(Task):
Below are some records; retype all of them exactly.

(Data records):
^^^^^^^^
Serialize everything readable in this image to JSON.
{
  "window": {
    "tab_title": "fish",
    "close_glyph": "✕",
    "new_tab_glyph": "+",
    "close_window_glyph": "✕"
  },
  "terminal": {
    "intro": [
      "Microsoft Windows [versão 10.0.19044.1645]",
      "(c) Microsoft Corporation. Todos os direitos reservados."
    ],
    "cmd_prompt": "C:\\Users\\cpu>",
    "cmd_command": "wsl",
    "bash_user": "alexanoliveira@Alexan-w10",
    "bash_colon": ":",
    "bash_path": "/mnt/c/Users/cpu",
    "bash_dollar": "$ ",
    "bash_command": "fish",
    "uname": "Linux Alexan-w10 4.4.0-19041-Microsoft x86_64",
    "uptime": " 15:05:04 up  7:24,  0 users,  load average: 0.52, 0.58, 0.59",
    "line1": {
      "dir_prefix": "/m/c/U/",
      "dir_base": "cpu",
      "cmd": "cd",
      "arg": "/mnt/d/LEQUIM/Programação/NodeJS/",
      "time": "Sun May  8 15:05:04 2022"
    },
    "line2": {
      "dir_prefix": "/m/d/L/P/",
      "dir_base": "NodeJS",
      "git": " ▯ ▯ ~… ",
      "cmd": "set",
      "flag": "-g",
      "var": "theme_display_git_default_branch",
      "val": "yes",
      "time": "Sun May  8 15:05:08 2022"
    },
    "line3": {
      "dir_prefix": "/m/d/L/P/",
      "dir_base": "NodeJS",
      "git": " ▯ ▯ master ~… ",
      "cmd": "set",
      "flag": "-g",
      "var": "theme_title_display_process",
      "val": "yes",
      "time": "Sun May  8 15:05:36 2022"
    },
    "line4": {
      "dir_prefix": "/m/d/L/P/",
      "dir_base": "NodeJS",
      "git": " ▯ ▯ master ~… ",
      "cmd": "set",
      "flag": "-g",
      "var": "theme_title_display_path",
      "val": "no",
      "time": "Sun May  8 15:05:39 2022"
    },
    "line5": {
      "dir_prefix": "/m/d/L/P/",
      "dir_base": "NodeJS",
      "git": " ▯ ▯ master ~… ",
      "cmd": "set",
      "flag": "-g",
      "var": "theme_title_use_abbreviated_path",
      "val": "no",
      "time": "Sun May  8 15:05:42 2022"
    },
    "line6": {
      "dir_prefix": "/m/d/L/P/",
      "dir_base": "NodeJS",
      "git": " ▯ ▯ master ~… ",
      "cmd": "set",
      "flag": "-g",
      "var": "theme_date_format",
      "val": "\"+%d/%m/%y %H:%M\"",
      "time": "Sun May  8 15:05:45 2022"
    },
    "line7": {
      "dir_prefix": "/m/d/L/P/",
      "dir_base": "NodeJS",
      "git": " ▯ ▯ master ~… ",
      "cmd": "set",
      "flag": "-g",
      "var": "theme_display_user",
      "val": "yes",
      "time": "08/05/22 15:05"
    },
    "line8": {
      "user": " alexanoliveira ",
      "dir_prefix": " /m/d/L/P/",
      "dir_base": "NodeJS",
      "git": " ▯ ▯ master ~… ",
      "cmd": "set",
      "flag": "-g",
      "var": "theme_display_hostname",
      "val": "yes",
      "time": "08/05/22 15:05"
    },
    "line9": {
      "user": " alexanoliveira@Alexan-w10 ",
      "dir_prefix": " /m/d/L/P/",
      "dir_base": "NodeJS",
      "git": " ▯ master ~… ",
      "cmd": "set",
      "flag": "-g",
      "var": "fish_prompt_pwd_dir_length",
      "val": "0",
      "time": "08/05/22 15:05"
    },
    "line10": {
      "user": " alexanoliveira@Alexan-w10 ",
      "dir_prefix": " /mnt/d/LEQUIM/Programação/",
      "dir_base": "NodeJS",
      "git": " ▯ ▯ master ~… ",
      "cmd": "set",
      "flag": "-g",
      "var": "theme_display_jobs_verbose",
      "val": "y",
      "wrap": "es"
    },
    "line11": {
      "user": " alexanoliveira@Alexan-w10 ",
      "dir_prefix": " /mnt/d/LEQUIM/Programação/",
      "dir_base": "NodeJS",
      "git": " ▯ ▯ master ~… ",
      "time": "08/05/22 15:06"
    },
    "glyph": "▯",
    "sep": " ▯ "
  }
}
^^^^^^^^
(Finished answer):
Serialize everything readable in this image to JSON.
{
  "window": {
    "tab_title": "fish",
    "close_glyph": "✕",
    "new_tab_glyph": "+",
    "close_window_glyph": "✕"
  },
  "terminal": {
    "intro": [
      "Microsoft Windows [versão 10.0.19044.1645]",
      "(c) Microsoft Corporation. Todos os direitos reservados."
    ],
    "cmd_prompt": "C:\\Users\\cpu>",
    "cmd_command": "wsl",
    "bash_user": "alexanoliveira@Alexan-w10",
    "bash_colon": ":",
    "bash_path": "/mnt/c/Users/cpu",
    "bash_dollar": "$ ",
    "bash_command": "fish",
    "uname": "Linux Alexan-w10 4.4.0-19041-Microsoft x86_64",
    "uptime": " 15:05:04 up  7:24,  0 users,  load average: 0.52, 0.58, 0.59",
    "line1": {
      "dir_prefix": "/m/c/U/",
      "dir_base": "cpu",
      "cmd": "cd",
      "arg": "/mnt/d/LEQUIM/Programação/NodeJS/",
      "time": "Sun May  8 15:05:04 2022"
    },
    "line2": {
      "dir_prefix": "/m/d/L/P/",
      "dir_base": "NodeJS",
      "git": " ▯ ▯ ~… ",
      "cmd": "set",
      "flag": "-g",
      "var": "theme_display_git_default_branch",
      "val": "yes",
      "time": "Sun May  8 15:05:08 2022"
    },
    "line3": {
      "dir_prefix": "/m/d/L/P/",
      "dir_base": "NodeJS",
      "git": " ▯ ▯ master ~… ",
      "cmd": "set",
      "flag": "-g",
      "var": "theme_title_display_process",
      "val": "yes",
      "time": "Sun May  8 15:05:36 2022"
    },
    "line4": {
      "dir_prefix": "/m/d/L/P/",
      "dir_base": "NodeJS",
      "git": " ▯ ▯ master ~… ",
      "cmd": "set",
      "flag": "-g",
      "var": "theme_title_display_path",
      "val": "no",
      "time": "Sun May  8 15:05:39 2022"
    },
    "line5": {
      "dir_prefix": "/m/d/L/P/",
      "dir_base": "NodeJS",
      "git": " ▯ ▯ master ~… ",
      "cmd": "set",
      "flag": "-g",
      "var": "theme_title_use_abbreviated_path",
      "val": "no",
      "time": "Sun May  8 15:05:42 2022"
    },
    "line6": {
      "dir_prefix": "/m/d/L/P/",
      "dir_base": "NodeJS",
      "git": " ▯ ▯ master ~… ",
      "cmd": "set",
      "flag": "-g",
      "var": "theme_date_format",
      "val": "\"+%d/%m/%y %H:%M\"",
      "time": "Sun May  8 15:05:45 2022"
    },
    "line7": {
      "dir_prefix": "/m/d/L/P/",
      "dir_base": "NodeJS",
      "git": " ▯ ▯ master ~… ",
      "cmd": "set",
      "flag": "-g",
      "var": "theme_display_user",
      "val": "yes",
      "time": "08/05/22 15:05"
    },
    "line8": {
      "user": " alexanoliveira ",
      "dir_prefix": " /m/d/L/P/",
      "dir_base": "NodeJS",
      "git": " ▯ ▯ master ~… ",
      "cmd": "set",
      "flag": "-g",
      "var": "theme_display_hostname",
      "val": "yes",
      "time": "08/05/22 15:05"
    },
    "line9": {
      "user": " alexanoliveira@Alexan-w10 ",
      "dir_prefix": " /m/d/L/P/",
      "dir_base": "NodeJS",
      "git": " ▯ master ~… ",
      "cmd": "set",
      "flag": "-g",
      "var": "fish_prompt_pwd_dir_length",
      "val": "0",
      "time": "08/05/22 15:05"
    },
    "line10": {
      "user": " alexanoliveira@Alexan-w10 ",
      "dir_prefix": " /mnt/d/LEQUIM/Programação/",
      "dir_base": "NodeJS",
      "git": " ▯ ▯ master ~… ",
      "cmd": "set",
      "flag": "-g",
      "var": "theme_display_jobs_verbose",
      "val": "y",
      "wrap": "es"
    },
    "line11": {
      "user": " alexanoliveira@Alexan-w10 ",
      "dir_prefix": " /mnt/d/LEQUIM/Programação/",
      "dir_base": "NodeJS",
      "git": " ▯ ▯ master ~… ",
      "time": "08/05/22 15:06"
    },
    "glyph": "▯",
    "sep": " ▯ "
  }
}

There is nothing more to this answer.